* TASK ITEM
Wherever the string "likes" turns up in the data, copy the whole line.

[RECORDS TO USE — start]

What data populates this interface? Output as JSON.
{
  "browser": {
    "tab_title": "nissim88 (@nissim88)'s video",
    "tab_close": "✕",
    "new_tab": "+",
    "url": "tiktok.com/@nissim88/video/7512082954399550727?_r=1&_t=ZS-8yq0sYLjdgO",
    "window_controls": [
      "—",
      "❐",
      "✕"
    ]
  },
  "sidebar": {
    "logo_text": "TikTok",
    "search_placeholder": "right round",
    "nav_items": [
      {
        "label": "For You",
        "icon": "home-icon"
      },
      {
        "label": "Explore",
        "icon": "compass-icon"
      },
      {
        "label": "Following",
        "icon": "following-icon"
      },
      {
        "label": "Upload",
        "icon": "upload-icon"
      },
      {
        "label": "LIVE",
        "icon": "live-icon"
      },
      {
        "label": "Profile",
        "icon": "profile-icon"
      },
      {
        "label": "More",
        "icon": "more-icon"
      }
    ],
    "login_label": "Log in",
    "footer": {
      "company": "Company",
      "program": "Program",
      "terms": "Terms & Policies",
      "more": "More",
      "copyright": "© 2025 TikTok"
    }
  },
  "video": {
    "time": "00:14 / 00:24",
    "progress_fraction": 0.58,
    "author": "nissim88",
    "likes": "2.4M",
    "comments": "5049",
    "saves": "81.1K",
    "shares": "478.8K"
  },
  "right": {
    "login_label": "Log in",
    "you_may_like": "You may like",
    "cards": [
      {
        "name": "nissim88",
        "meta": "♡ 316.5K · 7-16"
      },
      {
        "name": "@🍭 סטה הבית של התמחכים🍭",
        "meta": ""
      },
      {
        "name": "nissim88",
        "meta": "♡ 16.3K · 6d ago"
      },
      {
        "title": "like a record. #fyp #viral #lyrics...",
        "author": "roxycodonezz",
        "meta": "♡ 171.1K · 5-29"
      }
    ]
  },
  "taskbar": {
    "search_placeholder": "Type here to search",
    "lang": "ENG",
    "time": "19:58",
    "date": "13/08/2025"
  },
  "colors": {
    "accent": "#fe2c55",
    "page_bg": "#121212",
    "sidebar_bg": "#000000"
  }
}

[RECORDS TO USE — finish]
[RECORDS TO USE — start]

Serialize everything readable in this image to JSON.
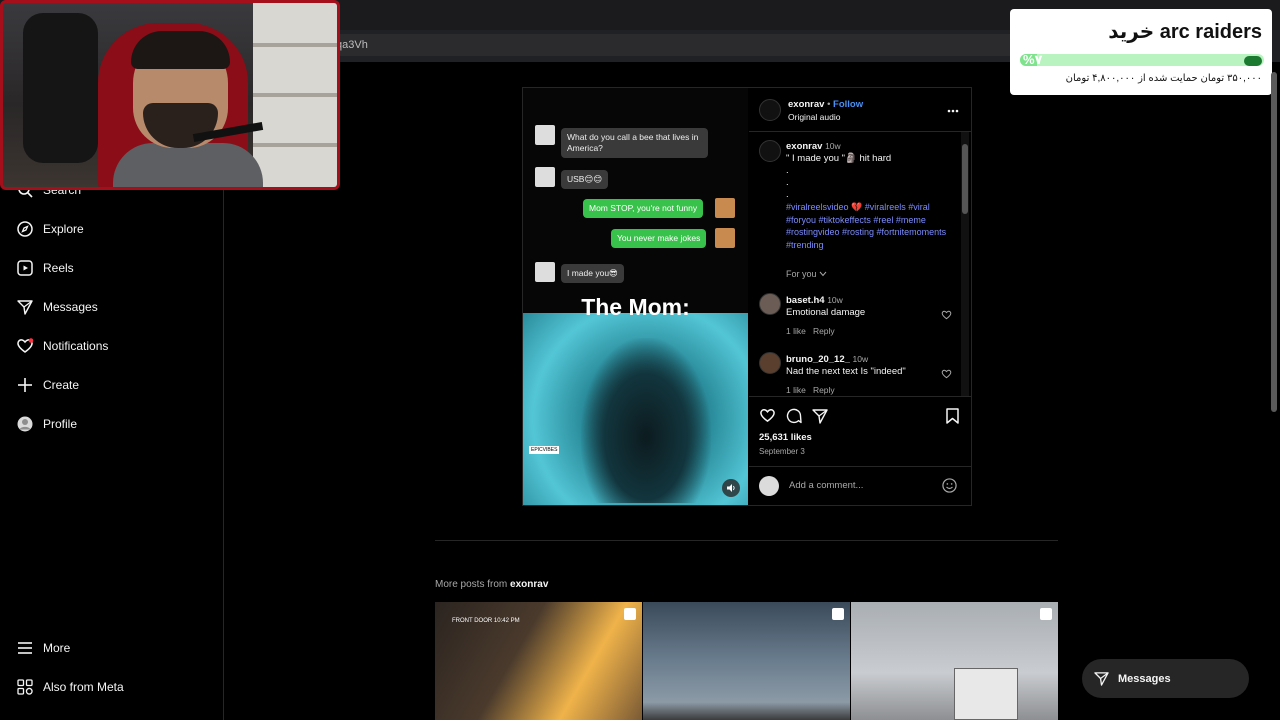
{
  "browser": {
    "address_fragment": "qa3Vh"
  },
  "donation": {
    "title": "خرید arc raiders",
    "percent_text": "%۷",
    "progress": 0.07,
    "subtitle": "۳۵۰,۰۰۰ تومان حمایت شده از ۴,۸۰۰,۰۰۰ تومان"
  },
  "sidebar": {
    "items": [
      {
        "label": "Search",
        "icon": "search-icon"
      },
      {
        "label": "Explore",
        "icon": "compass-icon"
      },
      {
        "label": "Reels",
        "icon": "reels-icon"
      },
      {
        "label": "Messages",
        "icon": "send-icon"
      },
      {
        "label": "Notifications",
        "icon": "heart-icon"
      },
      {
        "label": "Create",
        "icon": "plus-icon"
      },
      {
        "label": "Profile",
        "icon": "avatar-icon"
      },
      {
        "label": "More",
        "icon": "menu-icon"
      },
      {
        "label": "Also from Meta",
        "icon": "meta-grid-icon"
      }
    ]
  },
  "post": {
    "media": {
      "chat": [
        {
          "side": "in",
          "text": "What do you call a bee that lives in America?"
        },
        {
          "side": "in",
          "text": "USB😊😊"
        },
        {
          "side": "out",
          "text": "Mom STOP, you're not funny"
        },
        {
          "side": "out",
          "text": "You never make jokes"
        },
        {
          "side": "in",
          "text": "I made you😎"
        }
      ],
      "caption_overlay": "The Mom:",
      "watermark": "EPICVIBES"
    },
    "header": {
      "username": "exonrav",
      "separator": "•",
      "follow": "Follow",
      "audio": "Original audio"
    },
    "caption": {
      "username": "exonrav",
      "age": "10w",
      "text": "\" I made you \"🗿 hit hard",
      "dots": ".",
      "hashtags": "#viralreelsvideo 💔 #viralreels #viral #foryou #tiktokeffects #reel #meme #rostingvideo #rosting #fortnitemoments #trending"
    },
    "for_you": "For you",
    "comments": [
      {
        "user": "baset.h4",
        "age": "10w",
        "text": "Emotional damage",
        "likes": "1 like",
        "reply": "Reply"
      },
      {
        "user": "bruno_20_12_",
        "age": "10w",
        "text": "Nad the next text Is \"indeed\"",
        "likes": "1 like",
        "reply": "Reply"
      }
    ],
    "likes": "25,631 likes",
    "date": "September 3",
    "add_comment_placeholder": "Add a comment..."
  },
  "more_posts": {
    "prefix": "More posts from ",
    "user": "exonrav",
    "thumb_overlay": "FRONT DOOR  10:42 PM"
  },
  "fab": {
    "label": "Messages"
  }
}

[RECORDS TO USE — finish]
[RECORDS TO USE — start]

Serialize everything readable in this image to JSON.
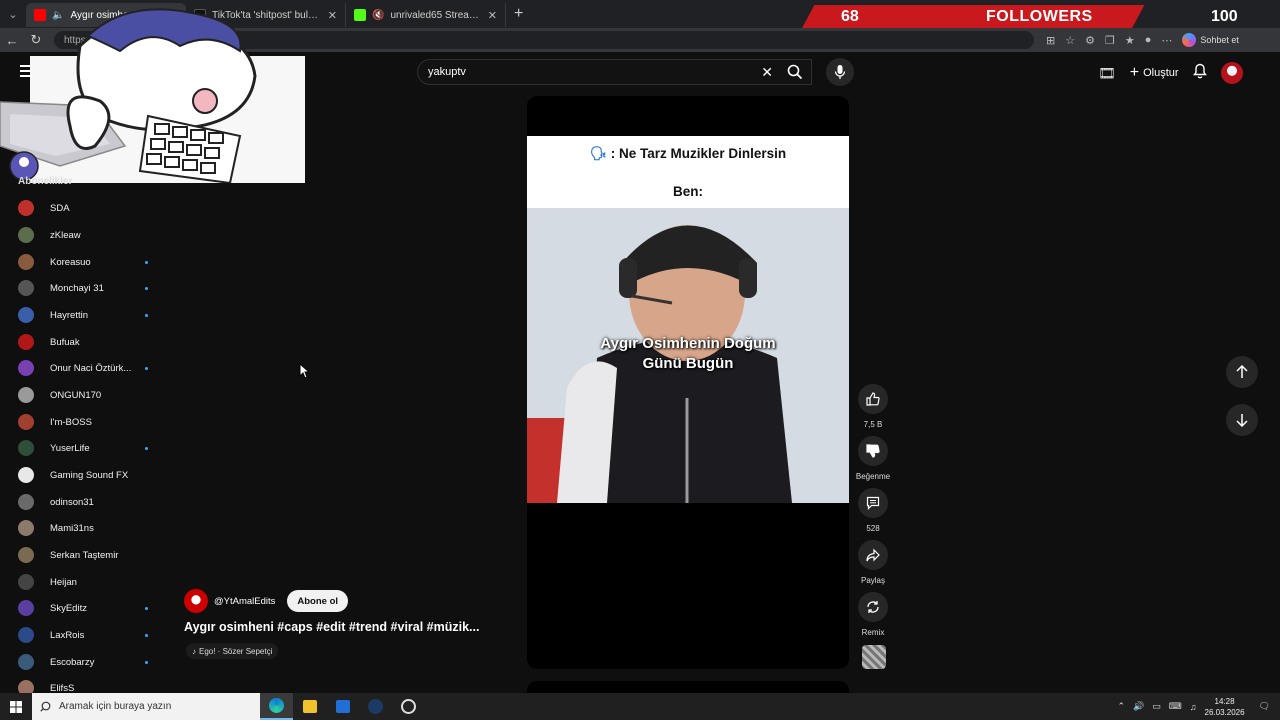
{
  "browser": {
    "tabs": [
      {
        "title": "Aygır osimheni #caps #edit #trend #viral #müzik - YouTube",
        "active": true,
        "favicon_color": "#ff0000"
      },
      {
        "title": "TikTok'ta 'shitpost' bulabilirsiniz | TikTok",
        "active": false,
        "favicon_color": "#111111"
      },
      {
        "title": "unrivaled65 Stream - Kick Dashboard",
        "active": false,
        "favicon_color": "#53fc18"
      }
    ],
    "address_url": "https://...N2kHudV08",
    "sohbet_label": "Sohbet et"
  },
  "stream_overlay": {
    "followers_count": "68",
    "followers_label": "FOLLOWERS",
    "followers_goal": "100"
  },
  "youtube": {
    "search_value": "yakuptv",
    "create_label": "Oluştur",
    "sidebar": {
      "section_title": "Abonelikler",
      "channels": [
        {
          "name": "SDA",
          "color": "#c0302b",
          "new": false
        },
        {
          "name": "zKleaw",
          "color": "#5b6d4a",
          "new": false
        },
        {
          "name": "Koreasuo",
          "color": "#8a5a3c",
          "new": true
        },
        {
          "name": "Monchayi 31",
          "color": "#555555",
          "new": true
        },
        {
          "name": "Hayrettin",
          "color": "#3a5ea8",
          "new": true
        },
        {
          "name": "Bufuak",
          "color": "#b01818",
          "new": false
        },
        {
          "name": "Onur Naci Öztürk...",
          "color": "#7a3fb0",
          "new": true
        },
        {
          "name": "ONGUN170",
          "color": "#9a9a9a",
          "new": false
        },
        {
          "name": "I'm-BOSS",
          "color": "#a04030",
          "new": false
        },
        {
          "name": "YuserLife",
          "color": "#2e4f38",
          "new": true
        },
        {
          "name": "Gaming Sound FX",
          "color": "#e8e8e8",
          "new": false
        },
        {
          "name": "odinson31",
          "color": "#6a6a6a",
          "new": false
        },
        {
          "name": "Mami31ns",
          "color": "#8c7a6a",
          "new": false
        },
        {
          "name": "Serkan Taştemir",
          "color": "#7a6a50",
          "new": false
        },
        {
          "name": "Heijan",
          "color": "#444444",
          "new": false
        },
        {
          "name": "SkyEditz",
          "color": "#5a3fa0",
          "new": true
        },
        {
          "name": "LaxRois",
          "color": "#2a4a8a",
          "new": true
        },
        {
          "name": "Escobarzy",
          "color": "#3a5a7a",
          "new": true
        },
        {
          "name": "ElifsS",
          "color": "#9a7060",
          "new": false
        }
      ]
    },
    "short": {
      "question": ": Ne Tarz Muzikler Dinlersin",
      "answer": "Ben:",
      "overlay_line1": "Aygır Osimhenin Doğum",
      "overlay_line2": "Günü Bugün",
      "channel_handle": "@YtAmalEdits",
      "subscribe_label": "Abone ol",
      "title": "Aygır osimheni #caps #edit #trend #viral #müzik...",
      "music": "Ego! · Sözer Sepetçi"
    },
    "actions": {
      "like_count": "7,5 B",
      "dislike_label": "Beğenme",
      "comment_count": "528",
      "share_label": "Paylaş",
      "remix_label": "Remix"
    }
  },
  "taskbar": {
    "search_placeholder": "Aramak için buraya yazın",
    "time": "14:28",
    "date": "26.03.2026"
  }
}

[RECORDS TO USE — finish]

* EXERCISE RESPONSE
    "likes": "2.4M",
        "likes": "1 like",
        "likes": "1 like",
    "likes": "25,631 likes",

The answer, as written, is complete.